### Work to be completed:
Report how many lines contain "this". Give the number and nothing else.

### Materials provided:
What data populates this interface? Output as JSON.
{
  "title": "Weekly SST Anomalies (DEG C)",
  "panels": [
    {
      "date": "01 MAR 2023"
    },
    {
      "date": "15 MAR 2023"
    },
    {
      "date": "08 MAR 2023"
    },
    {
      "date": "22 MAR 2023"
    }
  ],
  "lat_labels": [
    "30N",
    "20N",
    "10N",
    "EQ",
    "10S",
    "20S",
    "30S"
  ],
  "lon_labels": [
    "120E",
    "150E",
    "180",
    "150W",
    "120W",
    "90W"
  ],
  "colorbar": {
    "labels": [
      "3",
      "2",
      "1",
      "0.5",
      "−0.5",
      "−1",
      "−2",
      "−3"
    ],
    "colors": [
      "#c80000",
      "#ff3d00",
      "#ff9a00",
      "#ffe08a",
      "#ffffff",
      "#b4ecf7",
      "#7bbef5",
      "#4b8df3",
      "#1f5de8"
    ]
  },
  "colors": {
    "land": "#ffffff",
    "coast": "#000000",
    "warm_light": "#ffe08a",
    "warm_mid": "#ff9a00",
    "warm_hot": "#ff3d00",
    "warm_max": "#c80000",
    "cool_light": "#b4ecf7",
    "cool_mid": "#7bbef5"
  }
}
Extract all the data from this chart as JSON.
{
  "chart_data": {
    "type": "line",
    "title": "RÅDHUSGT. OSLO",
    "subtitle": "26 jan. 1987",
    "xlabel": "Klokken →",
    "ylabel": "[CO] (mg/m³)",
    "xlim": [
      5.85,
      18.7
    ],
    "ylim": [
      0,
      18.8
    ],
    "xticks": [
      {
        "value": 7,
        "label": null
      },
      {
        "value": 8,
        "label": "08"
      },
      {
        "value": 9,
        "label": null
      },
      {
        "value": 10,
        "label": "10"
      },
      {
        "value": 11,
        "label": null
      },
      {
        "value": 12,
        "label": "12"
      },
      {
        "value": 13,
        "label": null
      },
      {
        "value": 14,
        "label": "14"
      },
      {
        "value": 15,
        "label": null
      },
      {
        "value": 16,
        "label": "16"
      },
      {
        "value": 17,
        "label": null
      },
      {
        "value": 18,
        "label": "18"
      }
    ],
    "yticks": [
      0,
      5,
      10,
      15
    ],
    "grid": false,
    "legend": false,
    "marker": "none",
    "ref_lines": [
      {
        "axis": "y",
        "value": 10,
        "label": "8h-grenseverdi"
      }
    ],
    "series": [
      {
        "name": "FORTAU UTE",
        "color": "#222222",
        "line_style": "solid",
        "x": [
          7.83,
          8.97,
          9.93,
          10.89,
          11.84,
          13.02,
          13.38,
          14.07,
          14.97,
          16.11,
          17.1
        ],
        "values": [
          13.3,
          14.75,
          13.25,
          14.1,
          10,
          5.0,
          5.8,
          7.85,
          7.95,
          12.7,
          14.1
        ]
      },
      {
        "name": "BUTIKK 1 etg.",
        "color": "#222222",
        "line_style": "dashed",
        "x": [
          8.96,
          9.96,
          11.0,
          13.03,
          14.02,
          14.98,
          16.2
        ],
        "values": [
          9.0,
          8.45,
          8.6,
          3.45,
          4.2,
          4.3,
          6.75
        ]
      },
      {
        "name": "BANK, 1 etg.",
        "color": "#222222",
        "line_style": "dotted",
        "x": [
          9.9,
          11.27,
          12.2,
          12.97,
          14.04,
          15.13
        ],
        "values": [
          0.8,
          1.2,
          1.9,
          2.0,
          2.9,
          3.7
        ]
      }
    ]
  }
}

---

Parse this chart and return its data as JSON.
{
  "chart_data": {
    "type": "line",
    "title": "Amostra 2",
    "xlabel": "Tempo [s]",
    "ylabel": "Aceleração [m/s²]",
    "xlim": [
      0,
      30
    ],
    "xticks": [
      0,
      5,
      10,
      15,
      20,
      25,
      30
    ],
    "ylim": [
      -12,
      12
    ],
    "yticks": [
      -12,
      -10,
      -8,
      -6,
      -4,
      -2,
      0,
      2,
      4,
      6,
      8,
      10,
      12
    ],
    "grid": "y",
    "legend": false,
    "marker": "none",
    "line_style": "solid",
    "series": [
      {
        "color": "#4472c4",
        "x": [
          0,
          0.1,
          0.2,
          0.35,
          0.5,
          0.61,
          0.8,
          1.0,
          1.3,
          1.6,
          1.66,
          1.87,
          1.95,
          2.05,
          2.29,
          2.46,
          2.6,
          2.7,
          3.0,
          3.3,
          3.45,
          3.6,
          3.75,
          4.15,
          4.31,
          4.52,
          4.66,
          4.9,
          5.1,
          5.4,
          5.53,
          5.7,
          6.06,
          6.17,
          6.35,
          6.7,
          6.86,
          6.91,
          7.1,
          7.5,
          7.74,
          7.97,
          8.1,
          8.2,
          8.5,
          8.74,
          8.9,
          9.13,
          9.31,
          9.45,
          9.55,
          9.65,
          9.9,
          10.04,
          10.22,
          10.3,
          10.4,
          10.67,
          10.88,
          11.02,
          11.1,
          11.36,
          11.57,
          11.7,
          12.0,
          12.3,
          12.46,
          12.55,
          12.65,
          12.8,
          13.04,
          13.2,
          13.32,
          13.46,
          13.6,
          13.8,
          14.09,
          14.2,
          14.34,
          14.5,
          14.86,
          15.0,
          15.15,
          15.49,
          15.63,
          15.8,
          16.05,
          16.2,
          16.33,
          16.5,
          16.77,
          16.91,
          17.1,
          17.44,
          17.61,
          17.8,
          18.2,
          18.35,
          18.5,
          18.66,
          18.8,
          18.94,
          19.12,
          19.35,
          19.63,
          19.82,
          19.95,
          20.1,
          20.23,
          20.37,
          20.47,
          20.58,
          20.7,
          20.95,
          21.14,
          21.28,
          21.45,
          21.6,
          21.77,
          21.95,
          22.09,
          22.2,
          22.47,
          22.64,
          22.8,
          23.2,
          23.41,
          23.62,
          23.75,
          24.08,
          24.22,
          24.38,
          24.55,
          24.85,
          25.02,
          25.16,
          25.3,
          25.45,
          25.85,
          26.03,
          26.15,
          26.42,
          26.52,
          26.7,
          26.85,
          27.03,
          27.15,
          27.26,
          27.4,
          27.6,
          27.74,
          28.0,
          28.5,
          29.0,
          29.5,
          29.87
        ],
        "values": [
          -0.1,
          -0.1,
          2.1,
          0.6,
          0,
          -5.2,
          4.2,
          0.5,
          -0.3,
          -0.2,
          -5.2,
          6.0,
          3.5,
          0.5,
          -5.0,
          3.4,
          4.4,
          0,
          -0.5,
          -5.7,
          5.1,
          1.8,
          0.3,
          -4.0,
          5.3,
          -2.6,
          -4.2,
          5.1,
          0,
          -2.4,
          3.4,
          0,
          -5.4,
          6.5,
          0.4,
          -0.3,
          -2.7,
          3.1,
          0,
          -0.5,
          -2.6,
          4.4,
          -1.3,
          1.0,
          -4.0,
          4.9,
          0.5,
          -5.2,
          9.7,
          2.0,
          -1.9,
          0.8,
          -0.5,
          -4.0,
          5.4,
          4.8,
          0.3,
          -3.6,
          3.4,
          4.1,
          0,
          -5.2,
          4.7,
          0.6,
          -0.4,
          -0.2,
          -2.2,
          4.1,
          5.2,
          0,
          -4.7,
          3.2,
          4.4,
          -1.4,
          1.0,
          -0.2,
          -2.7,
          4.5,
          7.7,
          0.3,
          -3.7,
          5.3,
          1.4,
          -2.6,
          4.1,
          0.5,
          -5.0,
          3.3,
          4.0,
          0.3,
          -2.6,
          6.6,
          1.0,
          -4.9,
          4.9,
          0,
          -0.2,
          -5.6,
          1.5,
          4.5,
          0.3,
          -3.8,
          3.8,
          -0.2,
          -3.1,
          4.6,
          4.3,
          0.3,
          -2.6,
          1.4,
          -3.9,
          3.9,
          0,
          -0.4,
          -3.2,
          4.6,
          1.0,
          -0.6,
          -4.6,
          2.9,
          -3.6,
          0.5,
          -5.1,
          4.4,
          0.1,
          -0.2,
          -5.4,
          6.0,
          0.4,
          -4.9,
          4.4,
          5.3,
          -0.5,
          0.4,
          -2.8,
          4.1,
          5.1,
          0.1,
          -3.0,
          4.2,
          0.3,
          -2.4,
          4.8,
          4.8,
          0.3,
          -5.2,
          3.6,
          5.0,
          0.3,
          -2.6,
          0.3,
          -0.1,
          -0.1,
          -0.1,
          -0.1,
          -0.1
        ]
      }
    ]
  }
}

...

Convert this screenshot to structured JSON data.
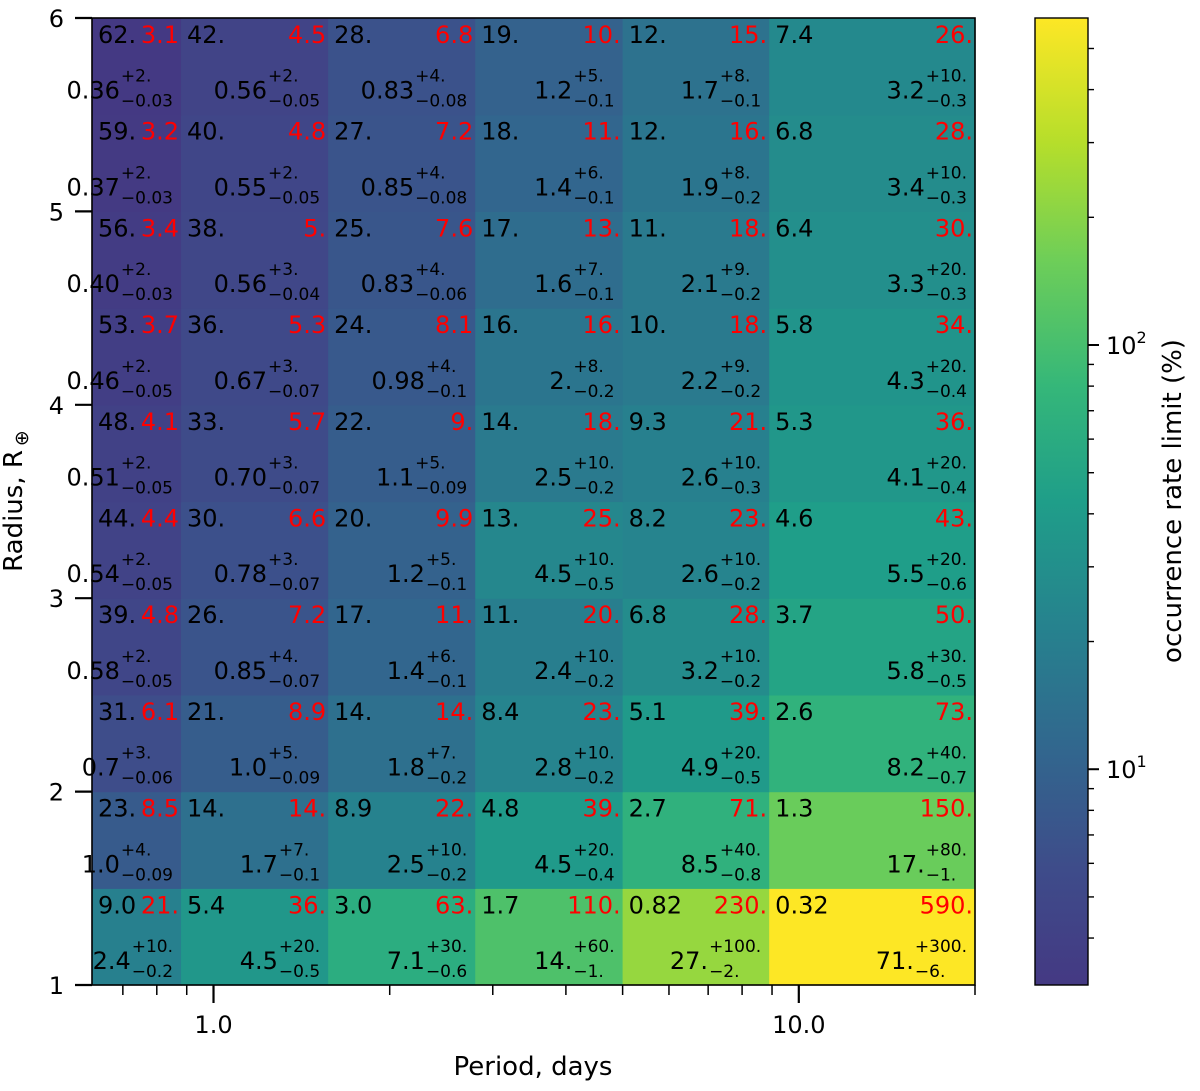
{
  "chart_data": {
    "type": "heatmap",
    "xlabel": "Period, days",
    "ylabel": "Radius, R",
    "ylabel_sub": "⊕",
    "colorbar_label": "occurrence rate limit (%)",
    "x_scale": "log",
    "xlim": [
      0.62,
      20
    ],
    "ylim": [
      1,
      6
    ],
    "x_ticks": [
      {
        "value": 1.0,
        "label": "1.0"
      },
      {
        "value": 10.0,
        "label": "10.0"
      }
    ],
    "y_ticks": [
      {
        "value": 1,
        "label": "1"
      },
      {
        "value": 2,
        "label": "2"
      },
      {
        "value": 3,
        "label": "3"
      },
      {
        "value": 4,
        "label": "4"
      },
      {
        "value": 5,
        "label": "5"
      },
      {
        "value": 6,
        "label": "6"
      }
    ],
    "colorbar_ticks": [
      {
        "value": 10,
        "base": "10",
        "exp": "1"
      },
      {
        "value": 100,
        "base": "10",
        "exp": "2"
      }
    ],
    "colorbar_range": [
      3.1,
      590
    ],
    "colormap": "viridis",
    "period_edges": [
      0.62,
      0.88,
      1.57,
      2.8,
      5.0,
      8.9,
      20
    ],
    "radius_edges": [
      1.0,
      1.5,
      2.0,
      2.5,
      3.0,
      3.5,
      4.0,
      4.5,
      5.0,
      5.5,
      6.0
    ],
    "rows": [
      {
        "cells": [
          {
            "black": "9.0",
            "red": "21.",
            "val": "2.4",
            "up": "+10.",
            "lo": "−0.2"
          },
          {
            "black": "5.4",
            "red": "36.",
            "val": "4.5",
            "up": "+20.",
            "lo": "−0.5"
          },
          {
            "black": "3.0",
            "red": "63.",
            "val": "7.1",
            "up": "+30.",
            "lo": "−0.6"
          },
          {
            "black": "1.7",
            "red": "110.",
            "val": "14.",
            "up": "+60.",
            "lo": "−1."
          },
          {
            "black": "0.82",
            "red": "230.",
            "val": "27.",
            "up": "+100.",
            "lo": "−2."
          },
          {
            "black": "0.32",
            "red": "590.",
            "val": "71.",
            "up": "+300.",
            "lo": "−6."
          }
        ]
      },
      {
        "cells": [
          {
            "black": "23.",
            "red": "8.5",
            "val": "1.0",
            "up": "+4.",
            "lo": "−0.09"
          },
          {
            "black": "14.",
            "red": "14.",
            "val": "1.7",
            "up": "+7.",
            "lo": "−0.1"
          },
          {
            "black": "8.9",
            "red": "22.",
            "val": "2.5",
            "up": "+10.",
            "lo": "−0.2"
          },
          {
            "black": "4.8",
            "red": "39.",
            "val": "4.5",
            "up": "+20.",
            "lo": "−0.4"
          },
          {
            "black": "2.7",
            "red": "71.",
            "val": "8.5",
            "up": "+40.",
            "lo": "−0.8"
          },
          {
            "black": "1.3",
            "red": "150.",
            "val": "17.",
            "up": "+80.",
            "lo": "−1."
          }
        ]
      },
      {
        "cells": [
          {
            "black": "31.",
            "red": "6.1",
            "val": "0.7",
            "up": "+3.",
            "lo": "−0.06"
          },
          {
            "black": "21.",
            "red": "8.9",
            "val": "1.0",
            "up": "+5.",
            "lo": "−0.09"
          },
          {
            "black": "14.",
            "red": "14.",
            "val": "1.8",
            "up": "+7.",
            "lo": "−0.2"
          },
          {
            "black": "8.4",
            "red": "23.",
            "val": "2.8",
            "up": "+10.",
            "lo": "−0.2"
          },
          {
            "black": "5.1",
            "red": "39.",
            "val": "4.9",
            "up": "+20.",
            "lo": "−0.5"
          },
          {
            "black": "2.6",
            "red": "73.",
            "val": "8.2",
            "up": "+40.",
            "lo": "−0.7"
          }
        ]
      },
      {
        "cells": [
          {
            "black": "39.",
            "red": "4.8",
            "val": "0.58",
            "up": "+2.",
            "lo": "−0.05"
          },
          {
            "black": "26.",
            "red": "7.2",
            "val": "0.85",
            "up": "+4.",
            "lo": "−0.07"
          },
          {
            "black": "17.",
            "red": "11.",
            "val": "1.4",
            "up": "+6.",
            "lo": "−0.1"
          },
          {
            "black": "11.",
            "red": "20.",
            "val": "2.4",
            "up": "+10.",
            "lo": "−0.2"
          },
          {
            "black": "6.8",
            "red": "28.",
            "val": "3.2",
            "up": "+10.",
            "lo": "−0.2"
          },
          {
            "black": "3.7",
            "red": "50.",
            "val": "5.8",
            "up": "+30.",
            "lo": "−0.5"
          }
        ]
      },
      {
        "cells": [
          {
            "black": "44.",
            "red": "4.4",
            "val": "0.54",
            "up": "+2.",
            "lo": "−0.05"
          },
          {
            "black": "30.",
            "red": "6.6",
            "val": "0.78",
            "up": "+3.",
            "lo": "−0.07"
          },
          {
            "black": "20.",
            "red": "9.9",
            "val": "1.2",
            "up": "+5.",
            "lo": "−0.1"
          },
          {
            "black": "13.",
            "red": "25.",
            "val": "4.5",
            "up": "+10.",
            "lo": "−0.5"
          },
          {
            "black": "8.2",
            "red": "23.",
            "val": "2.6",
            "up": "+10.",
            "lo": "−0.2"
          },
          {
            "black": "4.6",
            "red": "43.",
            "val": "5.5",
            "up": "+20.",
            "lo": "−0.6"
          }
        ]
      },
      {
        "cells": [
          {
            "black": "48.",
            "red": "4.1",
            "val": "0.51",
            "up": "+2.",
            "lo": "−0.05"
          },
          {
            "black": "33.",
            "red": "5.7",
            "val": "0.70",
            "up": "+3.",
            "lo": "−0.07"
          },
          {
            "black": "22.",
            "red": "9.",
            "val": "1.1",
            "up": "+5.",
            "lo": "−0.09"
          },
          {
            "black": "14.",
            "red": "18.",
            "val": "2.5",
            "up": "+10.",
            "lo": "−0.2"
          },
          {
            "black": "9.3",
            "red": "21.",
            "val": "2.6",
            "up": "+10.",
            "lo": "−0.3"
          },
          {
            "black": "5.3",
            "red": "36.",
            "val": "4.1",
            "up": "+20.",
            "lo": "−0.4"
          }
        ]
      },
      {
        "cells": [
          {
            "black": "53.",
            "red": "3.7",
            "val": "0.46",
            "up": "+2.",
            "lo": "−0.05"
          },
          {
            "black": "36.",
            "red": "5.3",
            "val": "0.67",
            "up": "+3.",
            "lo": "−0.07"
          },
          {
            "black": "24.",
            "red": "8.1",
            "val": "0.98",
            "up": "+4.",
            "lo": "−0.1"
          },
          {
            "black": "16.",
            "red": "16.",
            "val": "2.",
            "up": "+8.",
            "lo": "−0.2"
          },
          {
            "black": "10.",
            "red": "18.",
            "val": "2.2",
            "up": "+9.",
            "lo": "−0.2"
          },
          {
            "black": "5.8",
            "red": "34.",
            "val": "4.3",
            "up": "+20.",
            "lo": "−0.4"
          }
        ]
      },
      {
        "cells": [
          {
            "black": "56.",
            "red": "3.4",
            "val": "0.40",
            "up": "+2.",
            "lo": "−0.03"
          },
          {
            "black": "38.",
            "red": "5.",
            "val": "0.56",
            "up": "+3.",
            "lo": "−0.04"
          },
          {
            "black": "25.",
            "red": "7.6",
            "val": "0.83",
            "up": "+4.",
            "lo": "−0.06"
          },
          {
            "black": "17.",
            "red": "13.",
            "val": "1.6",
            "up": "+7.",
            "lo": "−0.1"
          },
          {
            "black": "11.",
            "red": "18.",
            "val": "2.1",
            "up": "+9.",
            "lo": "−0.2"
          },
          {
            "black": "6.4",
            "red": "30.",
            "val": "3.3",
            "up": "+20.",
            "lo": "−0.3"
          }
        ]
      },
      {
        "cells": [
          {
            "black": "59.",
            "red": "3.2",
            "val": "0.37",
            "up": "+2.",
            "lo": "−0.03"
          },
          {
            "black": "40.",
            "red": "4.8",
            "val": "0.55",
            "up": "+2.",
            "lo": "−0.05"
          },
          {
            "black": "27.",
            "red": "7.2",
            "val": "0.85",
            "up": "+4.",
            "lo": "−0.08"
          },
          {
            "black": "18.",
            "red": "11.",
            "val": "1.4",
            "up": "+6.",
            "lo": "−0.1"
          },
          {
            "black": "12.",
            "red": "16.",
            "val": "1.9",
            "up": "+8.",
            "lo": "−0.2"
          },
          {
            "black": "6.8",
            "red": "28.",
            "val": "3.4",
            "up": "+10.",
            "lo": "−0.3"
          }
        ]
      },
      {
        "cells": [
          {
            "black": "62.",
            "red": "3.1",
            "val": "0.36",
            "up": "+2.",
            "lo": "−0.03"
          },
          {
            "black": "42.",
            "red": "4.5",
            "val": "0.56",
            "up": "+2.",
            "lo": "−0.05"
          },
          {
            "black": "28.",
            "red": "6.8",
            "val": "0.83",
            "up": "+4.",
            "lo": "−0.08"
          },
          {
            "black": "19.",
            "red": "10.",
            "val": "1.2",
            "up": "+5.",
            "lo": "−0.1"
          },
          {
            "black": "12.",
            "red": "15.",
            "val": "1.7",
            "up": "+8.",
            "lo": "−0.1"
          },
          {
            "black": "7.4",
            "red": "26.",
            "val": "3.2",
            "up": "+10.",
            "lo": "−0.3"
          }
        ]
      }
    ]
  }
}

### Output of the exercise:
4